— Start Raw records —
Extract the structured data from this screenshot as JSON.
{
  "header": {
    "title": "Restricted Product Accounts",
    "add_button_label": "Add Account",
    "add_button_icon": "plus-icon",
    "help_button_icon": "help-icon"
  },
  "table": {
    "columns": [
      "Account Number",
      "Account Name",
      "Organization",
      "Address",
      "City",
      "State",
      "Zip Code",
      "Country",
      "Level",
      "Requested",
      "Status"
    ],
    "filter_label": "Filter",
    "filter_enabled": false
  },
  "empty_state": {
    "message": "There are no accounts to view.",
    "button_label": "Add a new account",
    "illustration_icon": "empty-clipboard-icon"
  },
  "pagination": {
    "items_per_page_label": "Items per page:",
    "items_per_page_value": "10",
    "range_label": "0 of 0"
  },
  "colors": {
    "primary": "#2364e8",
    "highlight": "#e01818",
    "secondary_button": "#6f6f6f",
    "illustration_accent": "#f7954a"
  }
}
— End Raw records —
● **Your instructions**: Restate each record exactly as written.

● **Reply to the exercise**:
Extract the structured data from this screenshot as JSON.
{
  "header": {
    "title": "Restricted Product Accounts",
    "add_button_label": "Add Account",
    "add_button_icon": "plus-icon",
    "help_button_icon": "help-icon"
  },
  "table": {
    "columns": [
      "Account Number",
      "Account Name",
      "Organization",
      "Address",
      "City",
      "State",
      "Zip Code",
      "Country",
      "Level",
      "Requested",
      "Status"
    ],
    "filter_label": "Filter",
    "filter_enabled": false
  },
  "empty_state": {
    "message": "There are no accounts to view.",
    "button_label": "Add a new account",
    "illustration_icon": "empty-clipboard-icon"
  },
  "pagination": {
    "items_per_page_label": "Items per page:",
    "items_per_page_value": "10",
    "range_label": "0 of 0"
  },
  "colors": {
    "primary": "#2364e8",
    "highlight": "#e01818",
    "secondary_button": "#6f6f6f",
    "illustration_accent": "#f7954a"
  }
}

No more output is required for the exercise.